§ The task: Tally up the lines that include "this" and state that number by itself.

§ Given records:
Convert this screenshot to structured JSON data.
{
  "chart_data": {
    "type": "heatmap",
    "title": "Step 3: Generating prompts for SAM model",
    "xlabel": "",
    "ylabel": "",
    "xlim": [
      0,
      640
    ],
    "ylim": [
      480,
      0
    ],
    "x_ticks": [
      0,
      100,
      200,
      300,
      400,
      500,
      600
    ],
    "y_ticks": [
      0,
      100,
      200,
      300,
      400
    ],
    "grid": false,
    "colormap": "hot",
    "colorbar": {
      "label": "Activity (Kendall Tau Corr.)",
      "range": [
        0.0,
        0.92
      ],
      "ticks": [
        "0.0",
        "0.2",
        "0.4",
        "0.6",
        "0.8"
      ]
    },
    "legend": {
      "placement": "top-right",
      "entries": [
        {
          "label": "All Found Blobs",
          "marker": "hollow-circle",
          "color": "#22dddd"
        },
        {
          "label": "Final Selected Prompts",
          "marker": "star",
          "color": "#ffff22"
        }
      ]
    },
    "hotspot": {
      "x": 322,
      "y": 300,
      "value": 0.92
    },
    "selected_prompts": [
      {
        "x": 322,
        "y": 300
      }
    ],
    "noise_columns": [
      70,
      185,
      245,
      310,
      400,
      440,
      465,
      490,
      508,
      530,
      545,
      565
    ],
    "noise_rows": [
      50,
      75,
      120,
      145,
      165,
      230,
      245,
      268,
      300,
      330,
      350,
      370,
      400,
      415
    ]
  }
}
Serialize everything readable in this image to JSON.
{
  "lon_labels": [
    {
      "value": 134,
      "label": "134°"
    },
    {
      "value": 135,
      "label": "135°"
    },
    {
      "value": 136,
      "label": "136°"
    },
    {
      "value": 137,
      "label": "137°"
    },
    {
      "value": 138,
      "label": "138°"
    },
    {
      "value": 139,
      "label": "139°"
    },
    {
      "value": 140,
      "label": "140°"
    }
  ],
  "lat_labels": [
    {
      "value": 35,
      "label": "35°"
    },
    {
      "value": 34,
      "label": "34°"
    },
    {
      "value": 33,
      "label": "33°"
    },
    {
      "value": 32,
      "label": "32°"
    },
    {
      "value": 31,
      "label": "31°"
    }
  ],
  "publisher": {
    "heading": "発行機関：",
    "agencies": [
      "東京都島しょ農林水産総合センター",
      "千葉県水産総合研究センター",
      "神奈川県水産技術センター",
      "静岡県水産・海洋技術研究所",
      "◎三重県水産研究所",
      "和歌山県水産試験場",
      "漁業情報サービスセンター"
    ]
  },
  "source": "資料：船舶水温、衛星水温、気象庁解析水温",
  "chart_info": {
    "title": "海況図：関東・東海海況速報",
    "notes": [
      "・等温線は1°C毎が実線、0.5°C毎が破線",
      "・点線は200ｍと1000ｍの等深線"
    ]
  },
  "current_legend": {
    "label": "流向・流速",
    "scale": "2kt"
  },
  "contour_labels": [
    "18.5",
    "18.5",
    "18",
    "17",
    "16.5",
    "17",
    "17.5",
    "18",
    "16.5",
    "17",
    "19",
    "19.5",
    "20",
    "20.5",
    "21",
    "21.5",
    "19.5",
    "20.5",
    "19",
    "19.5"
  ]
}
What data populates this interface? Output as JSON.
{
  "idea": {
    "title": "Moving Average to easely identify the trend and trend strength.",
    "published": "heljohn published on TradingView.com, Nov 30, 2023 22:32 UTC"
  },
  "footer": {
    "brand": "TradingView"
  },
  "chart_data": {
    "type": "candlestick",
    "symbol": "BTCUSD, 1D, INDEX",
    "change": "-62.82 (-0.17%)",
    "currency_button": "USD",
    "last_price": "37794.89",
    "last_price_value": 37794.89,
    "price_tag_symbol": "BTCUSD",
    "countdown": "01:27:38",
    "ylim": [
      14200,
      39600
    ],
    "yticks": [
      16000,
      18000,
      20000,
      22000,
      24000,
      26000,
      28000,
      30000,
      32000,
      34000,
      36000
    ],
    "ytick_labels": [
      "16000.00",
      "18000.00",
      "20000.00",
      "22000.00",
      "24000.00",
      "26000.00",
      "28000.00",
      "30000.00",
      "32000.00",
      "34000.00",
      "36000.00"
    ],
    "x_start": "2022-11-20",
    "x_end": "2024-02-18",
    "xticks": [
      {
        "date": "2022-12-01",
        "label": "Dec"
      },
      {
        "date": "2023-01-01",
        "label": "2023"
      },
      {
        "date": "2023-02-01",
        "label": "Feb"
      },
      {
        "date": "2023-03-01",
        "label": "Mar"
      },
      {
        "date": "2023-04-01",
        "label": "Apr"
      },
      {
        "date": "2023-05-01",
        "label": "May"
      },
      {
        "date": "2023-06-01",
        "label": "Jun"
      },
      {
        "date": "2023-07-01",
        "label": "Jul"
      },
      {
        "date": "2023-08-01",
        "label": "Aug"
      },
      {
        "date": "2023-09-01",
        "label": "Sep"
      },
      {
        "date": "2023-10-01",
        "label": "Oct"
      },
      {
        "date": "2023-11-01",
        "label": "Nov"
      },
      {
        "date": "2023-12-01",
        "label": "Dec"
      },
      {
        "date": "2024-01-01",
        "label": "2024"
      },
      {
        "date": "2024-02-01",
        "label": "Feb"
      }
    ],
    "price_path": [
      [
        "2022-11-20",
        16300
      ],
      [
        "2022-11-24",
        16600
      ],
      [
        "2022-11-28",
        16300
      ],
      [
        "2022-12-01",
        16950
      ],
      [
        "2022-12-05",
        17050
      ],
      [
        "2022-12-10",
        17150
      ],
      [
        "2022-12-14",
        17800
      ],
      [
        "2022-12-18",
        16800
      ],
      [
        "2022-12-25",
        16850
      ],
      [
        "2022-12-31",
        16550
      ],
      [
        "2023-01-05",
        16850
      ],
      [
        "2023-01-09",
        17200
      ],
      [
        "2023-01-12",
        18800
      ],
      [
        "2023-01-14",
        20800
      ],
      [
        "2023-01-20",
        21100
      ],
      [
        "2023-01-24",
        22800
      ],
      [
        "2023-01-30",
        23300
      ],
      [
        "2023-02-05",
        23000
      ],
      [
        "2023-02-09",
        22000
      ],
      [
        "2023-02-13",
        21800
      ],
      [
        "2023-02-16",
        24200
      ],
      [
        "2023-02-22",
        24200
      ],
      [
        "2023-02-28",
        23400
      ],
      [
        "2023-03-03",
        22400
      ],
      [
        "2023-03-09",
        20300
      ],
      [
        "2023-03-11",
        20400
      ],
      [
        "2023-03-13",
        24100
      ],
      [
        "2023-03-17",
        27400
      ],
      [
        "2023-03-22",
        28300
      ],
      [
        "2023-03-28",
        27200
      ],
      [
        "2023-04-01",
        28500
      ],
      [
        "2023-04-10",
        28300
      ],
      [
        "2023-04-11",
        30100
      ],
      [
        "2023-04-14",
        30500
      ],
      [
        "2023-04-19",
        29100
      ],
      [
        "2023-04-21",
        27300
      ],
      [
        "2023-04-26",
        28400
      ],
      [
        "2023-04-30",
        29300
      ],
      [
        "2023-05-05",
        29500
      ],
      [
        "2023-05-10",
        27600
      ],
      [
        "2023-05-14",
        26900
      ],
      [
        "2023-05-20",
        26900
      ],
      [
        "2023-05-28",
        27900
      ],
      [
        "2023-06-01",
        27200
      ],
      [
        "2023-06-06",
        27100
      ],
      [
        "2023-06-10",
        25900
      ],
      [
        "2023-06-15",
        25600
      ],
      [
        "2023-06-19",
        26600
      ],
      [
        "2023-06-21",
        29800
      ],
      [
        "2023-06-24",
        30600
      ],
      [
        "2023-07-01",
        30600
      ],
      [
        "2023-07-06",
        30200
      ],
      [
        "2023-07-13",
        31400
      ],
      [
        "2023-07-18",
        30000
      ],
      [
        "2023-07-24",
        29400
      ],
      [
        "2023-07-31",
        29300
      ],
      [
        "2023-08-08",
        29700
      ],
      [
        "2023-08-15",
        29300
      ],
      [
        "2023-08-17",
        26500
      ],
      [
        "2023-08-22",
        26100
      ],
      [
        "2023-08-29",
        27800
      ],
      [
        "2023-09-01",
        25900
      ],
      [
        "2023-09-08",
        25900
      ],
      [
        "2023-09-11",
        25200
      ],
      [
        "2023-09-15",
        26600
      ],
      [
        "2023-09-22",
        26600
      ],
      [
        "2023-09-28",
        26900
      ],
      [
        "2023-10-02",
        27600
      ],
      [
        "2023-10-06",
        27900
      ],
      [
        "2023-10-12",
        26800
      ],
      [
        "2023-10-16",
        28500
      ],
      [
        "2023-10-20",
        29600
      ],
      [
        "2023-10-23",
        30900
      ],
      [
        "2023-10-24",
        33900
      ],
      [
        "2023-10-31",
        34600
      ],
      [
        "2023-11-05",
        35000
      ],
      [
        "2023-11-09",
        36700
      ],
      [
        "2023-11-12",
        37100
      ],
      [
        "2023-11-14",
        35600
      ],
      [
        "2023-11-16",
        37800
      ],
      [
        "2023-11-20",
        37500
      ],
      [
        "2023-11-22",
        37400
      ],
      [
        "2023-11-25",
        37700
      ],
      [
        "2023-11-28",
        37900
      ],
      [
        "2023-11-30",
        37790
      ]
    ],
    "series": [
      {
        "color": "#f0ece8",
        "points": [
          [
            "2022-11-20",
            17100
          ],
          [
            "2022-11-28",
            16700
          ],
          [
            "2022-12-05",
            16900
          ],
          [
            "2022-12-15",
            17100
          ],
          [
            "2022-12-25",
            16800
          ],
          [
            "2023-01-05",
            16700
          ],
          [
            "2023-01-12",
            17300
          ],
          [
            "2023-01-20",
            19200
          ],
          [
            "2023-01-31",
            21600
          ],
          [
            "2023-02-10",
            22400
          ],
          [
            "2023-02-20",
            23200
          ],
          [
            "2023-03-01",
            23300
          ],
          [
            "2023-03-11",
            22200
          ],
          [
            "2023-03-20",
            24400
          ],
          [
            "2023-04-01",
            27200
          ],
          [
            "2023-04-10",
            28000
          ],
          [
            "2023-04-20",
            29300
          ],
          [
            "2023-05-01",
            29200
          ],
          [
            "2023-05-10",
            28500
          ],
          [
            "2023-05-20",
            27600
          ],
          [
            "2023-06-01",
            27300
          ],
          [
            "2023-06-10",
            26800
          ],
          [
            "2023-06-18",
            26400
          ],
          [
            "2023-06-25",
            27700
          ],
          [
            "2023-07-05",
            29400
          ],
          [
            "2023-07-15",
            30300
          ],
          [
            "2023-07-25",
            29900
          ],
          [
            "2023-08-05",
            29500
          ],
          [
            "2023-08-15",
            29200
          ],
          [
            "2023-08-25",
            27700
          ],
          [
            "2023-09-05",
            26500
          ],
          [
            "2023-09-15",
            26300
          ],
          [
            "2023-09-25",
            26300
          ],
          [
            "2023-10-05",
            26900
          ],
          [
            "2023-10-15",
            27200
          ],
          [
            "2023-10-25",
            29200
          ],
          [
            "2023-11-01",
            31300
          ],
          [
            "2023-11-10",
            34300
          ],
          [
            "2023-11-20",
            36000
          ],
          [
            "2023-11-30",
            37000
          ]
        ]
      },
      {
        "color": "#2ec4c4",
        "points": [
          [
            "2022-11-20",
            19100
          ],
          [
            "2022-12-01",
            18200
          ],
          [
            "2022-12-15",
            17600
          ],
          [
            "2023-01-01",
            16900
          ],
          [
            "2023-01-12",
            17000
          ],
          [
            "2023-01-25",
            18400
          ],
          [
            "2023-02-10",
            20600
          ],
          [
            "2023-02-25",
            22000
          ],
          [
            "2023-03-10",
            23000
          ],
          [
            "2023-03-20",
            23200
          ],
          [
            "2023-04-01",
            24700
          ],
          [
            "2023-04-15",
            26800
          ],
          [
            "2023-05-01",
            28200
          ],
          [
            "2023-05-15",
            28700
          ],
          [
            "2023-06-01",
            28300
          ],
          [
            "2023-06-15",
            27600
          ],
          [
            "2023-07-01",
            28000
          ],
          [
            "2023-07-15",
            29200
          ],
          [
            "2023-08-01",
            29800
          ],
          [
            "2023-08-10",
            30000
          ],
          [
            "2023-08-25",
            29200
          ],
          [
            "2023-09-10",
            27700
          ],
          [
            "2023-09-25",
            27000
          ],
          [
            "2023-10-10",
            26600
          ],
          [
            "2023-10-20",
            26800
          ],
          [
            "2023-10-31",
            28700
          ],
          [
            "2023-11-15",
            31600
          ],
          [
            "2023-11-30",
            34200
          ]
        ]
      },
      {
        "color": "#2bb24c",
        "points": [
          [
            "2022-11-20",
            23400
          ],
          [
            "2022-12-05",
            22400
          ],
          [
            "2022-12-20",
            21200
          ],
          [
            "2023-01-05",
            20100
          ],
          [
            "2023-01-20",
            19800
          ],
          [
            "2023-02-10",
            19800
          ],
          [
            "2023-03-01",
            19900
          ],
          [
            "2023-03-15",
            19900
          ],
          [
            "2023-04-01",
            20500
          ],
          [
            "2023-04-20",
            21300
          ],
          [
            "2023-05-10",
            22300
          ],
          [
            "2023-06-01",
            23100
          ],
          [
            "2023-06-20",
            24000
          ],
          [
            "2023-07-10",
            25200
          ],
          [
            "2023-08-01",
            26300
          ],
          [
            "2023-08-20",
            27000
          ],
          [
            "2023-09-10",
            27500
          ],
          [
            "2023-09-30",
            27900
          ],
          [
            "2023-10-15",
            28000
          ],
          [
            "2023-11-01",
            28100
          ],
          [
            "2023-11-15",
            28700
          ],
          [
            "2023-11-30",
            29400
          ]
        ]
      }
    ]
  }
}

§ Task result: 3